(Extracted data begins)

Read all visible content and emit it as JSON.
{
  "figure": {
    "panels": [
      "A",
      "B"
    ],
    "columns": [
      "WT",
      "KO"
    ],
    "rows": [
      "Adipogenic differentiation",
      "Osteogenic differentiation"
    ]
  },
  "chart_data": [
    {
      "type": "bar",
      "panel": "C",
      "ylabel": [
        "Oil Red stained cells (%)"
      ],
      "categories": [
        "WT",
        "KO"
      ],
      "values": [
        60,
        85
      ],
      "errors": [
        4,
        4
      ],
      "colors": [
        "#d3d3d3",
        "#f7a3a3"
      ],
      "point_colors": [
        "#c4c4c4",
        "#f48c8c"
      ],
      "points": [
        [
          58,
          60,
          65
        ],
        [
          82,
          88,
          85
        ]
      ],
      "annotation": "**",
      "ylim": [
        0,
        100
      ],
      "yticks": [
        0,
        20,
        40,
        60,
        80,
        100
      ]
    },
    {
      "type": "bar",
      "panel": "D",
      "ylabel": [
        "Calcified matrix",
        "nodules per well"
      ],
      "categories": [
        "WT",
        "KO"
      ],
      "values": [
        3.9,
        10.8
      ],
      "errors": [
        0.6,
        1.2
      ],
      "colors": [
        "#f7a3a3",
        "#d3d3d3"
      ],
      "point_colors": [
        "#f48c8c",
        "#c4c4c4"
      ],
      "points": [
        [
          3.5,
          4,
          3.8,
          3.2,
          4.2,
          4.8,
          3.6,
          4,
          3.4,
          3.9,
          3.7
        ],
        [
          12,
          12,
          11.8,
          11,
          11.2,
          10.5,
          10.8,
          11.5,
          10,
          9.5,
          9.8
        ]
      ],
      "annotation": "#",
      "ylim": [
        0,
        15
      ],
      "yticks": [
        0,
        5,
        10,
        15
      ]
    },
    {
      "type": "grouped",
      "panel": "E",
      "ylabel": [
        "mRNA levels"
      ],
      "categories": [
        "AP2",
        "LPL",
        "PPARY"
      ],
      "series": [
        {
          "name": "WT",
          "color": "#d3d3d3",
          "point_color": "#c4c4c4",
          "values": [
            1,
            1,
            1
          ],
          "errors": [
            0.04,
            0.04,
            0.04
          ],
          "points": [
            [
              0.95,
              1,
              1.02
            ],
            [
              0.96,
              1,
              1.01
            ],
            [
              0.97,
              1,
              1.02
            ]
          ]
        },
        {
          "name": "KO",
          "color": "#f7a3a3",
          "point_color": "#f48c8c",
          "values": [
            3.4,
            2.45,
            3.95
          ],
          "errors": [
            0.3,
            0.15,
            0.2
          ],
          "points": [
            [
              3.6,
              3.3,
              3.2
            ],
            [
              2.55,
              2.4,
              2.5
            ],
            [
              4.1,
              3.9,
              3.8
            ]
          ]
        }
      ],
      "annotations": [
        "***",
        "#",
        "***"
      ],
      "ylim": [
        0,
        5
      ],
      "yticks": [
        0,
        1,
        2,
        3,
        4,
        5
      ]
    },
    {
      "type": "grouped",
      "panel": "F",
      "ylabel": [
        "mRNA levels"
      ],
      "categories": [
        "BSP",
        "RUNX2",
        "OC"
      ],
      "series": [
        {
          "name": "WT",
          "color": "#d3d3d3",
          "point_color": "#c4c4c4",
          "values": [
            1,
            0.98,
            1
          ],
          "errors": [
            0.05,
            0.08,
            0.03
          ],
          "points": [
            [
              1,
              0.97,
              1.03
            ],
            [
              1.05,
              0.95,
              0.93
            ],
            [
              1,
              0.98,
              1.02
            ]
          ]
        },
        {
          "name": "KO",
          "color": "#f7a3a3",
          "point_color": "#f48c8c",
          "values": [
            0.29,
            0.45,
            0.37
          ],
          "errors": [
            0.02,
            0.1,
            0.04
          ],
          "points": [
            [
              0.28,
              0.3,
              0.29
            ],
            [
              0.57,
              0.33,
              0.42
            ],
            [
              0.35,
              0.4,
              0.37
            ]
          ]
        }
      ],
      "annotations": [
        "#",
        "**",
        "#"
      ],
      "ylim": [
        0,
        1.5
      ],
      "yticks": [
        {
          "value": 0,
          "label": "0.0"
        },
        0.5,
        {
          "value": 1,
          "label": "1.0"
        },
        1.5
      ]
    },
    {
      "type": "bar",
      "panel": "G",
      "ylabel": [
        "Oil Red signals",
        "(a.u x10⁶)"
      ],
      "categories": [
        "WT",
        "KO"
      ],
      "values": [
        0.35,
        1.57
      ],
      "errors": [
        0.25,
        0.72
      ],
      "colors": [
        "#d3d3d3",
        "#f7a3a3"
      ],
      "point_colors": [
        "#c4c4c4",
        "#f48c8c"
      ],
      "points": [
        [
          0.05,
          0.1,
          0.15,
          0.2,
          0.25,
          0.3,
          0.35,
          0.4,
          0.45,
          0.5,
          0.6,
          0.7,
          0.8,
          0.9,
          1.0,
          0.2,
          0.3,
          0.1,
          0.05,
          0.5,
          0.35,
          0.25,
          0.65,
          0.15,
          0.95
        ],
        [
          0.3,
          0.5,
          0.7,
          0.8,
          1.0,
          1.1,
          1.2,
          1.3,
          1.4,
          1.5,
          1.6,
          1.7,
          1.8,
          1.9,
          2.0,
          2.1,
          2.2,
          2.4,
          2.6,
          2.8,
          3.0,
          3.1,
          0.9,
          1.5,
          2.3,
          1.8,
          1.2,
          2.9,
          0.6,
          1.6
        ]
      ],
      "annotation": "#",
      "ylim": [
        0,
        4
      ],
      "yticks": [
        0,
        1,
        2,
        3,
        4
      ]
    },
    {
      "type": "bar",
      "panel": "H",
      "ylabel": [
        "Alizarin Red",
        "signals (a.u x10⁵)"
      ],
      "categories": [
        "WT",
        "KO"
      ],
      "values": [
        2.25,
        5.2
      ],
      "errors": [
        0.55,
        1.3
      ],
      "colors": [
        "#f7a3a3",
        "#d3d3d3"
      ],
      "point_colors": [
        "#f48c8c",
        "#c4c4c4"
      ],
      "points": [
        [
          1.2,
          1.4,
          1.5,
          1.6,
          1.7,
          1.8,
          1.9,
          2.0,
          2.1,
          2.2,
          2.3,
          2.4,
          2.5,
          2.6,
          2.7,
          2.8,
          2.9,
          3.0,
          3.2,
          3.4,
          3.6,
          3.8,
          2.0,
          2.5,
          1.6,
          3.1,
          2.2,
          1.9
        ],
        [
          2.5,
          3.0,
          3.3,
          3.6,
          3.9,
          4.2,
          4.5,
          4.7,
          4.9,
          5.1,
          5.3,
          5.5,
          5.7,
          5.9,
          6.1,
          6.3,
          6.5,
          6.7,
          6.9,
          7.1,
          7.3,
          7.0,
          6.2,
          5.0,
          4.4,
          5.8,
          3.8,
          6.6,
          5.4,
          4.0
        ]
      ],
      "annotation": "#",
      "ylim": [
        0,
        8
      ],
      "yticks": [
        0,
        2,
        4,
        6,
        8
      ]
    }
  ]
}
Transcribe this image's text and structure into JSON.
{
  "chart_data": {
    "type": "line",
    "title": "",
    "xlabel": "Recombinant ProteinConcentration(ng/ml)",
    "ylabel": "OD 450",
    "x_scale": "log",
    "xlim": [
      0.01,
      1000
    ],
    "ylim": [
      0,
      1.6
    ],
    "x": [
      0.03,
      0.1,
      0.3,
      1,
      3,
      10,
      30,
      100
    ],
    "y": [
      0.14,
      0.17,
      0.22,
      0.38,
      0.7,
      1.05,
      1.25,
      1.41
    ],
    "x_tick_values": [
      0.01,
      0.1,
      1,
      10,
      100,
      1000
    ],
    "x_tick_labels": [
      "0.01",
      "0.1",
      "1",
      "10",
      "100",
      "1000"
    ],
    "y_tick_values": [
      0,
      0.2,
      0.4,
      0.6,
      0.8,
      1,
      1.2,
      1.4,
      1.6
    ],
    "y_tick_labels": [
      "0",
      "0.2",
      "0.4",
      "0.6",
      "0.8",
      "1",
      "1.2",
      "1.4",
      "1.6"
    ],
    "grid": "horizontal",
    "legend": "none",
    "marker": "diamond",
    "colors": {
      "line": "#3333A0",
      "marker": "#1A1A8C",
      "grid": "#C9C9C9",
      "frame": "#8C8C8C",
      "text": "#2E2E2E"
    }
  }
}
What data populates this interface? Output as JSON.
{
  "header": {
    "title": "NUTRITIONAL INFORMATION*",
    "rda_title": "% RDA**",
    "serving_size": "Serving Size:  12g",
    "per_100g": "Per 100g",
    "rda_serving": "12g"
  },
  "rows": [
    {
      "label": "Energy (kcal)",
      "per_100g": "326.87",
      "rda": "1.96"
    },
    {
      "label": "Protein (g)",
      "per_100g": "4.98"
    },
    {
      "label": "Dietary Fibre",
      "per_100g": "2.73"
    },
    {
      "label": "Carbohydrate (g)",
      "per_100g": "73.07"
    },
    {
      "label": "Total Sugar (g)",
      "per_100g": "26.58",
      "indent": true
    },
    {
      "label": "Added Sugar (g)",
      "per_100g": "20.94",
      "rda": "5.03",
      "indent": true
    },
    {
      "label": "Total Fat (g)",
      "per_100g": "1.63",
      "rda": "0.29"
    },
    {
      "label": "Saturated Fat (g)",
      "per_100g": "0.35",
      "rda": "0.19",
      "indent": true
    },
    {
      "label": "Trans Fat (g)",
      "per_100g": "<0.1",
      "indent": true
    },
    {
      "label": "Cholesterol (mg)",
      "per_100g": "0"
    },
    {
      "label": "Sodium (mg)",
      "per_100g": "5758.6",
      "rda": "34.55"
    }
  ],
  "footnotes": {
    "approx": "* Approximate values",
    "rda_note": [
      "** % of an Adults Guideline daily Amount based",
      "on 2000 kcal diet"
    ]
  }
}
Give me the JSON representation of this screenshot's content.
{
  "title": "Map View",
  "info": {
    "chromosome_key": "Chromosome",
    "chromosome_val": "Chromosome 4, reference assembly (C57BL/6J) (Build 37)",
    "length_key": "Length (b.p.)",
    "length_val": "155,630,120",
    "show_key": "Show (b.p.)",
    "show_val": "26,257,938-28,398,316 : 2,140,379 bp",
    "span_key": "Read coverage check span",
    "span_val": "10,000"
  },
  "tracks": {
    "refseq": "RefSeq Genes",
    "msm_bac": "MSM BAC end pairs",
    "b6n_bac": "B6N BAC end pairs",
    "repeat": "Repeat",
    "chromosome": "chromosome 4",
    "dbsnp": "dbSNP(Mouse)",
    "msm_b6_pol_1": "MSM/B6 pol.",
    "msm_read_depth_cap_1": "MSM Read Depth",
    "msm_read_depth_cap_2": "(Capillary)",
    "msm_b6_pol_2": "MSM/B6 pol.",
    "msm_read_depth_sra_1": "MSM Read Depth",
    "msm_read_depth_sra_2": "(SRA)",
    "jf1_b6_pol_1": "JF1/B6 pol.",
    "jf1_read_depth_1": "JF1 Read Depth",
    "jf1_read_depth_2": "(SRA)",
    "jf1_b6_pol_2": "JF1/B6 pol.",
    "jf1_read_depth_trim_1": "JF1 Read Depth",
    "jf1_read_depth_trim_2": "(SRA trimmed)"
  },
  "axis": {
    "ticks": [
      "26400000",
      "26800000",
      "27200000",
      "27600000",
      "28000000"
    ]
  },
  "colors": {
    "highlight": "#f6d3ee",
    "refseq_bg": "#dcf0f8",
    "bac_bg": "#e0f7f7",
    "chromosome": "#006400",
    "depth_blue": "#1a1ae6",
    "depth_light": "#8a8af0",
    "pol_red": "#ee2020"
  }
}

(Extracted data ends)

● **Exercise**:
Please report all lines in the entries where "differentiation" appears.

● **Exercise answer**:
      "Adipogenic differentiation",
      "Osteogenic differentiation"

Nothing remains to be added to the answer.